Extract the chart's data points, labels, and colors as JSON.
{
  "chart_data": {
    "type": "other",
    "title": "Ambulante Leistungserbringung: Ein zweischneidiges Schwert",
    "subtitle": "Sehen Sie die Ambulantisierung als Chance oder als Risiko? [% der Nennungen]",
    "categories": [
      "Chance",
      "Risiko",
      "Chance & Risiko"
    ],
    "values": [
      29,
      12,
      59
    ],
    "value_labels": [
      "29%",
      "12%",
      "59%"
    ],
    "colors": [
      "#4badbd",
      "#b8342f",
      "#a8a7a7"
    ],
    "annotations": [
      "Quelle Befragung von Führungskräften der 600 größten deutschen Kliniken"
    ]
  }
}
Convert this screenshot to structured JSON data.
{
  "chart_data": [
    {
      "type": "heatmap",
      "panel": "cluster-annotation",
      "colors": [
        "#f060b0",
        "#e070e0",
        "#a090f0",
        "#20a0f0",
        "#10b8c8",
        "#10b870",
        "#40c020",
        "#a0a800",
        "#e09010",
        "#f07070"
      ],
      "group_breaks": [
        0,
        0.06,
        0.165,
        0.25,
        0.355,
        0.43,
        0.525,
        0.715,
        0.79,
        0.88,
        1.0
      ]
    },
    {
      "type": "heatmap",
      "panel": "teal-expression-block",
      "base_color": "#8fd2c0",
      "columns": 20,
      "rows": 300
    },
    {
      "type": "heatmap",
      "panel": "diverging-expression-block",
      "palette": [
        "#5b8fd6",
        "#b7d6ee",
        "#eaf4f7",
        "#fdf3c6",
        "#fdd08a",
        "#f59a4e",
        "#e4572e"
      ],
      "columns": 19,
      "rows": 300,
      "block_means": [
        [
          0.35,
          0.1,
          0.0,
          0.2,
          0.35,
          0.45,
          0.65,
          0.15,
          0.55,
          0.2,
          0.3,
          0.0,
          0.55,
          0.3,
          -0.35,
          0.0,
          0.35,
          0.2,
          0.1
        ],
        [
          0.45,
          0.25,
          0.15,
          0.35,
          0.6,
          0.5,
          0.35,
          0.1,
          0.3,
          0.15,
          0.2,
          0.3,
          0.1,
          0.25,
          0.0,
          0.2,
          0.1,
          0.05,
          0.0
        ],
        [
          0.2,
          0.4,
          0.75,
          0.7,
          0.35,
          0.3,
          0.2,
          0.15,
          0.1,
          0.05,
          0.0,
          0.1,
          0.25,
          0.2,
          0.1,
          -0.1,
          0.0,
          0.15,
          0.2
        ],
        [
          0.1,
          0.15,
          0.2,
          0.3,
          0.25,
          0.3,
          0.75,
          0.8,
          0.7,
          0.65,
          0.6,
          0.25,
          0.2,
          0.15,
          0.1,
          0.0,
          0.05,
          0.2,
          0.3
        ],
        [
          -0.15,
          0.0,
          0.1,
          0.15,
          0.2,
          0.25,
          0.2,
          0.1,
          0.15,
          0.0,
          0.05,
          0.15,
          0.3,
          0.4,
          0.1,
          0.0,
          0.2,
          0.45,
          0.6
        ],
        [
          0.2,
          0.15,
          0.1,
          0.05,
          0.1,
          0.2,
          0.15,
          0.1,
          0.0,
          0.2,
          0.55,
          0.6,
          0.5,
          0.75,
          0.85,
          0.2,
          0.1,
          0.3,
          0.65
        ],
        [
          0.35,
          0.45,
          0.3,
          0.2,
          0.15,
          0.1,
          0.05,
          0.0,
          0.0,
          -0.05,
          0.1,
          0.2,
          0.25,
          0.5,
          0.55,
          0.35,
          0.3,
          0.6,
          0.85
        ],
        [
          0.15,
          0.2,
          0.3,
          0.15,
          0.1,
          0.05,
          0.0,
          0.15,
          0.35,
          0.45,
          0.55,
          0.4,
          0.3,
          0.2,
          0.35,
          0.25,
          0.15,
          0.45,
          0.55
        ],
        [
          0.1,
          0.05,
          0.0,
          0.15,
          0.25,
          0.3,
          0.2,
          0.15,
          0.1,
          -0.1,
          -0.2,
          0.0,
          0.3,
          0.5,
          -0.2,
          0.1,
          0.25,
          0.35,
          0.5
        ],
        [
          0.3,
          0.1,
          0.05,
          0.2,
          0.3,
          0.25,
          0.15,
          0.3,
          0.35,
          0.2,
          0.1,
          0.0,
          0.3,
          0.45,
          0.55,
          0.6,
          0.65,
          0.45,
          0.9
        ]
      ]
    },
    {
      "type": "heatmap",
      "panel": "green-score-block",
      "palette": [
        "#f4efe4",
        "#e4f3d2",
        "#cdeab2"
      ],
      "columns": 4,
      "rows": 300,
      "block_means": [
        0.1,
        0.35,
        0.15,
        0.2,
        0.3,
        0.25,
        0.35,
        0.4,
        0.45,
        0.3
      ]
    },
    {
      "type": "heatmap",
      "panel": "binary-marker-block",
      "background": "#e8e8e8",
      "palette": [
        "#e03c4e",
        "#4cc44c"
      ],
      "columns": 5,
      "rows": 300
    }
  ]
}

# # # # #

Instruction: Copy out the full material exactly as it appears.

Complete response:
Extract the chart's data points, labels, and colors as JSON.
{
  "chart_data": {
    "type": "other",
    "title": "Ambulante Leistungserbringung: Ein zweischneidiges Schwert",
    "subtitle": "Sehen Sie die Ambulantisierung als Chance oder als Risiko? [% der Nennungen]",
    "categories": [
      "Chance",
      "Risiko",
      "Chance & Risiko"
    ],
    "values": [
      29,
      12,
      59
    ],
    "value_labels": [
      "29%",
      "12%",
      "59%"
    ],
    "colors": [
      "#4badbd",
      "#b8342f",
      "#a8a7a7"
    ],
    "annotations": [
      "Quelle Befragung von Führungskräften der 600 größten deutschen Kliniken"
    ]
  }
}
Convert this screenshot to structured JSON data.
{
  "chart_data": [
    {
      "type": "heatmap",
      "panel": "cluster-annotation",
      "colors": [
        "#f060b0",
        "#e070e0",
        "#a090f0",
        "#20a0f0",
        "#10b8c8",
        "#10b870",
        "#40c020",
        "#a0a800",
        "#e09010",
        "#f07070"
      ],
      "group_breaks": [
        0,
        0.06,
        0.165,
        0.25,
        0.355,
        0.43,
        0.525,
        0.715,
        0.79,
        0.88,
        1.0
      ]
    },
    {
      "type": "heatmap",
      "panel": "teal-expression-block",
      "base_color": "#8fd2c0",
      "columns": 20,
      "rows": 300
    },
    {
      "type": "heatmap",
      "panel": "diverging-expression-block",
      "palette": [
        "#5b8fd6",
        "#b7d6ee",
        "#eaf4f7",
        "#fdf3c6",
        "#fdd08a",
        "#f59a4e",
        "#e4572e"
      ],
      "columns": 19,
      "rows": 300,
      "block_means": [
        [
          0.35,
          0.1,
          0.0,
          0.2,
          0.35,
          0.45,
          0.65,
          0.15,
          0.55,
          0.2,
          0.3,
          0.0,
          0.55,
          0.3,
          -0.35,
          0.0,
          0.35,
          0.2,
          0.1
        ],
        [
          0.45,
          0.25,
          0.15,
          0.35,
          0.6,
          0.5,
          0.35,
          0.1,
          0.3,
          0.15,
          0.2,
          0.3,
          0.1,
          0.25,
          0.0,
          0.2,
          0.1,
          0.05,
          0.0
        ],
        [
          0.2,
          0.4,
          0.75,
          0.7,
          0.35,
          0.3,
          0.2,
          0.15,
          0.1,
          0.05,
          0.0,
          0.1,
          0.25,
          0.2,
          0.1,
          -0.1,
          0.0,
          0.15,
          0.2
        ],
        [
          0.1,
          0.15,
          0.2,
          0.3,
          0.25,
          0.3,
          0.75,
          0.8,
          0.7,
          0.65,
          0.6,
          0.25,
          0.2,
          0.15,
          0.1,
          0.0,
          0.05,
          0.2,
          0.3
        ],
        [
          -0.15,
          0.0,
          0.1,
          0.15,
          0.2,
          0.25,
          0.2,
          0.1,
          0.15,
          0.0,
          0.05,
          0.15,
          0.3,
          0.4,
          0.1,
          0.0,
          0.2,
          0.45,
          0.6
        ],
        [
          0.2,
          0.15,
          0.1,
          0.05,
          0.1,
          0.2,
          0.15,
          0.1,
          0.0,
          0.2,
          0.55,
          0.6,
          0.5,
          0.75,
          0.85,
          0.2,
          0.1,
          0.3,
          0.65
        ],
        [
          0.35,
          0.45,
          0.3,
          0.2,
          0.15,
          0.1,
          0.05,
          0.0,
          0.0,
          -0.05,
          0.1,
          0.2,
          0.25,
          0.5,
          0.55,
          0.35,
          0.3,
          0.6,
          0.85
        ],
        [
          0.15,
          0.2,
          0.3,
          0.15,
          0.1,
          0.05,
          0.0,
          0.15,
          0.35,
          0.45,
          0.55,
          0.4,
          0.3,
          0.2,
          0.35,
          0.25,
          0.15,
          0.45,
          0.55
        ],
        [
          0.1,
          0.05,
          0.0,
          0.15,
          0.25,
          0.3,
          0.2,
          0.15,
          0.1,
          -0.1,
          -0.2,
          0.0,
          0.3,
          0.5,
          -0.2,
          0.1,
          0.25,
          0.35,
          0.5
        ],
        [
          0.3,
          0.1,
          0.05,
          0.2,
          0.3,
          0.25,
          0.15,
          0.3,
          0.35,
          0.2,
          0.1,
          0.0,
          0.3,
          0.45,
          0.55,
          0.6,
          0.65,
          0.45,
          0.9
        ]
      ]
    },
    {
      "type": "heatmap",
      "panel": "green-score-block",
      "palette": [
        "#f4efe4",
        "#e4f3d2",
        "#cdeab2"
      ],
      "columns": 4,
      "rows": 300,
      "block_means": [
        0.1,
        0.35,
        0.15,
        0.2,
        0.3,
        0.25,
        0.35,
        0.4,
        0.45,
        0.3
      ]
    },
    {
      "type": "heatmap",
      "panel": "binary-marker-block",
      "background": "#e8e8e8",
      "palette": [
        "#e03c4e",
        "#4cc44c"
      ],
      "columns": 5,
      "rows": 300
    }
  ]
}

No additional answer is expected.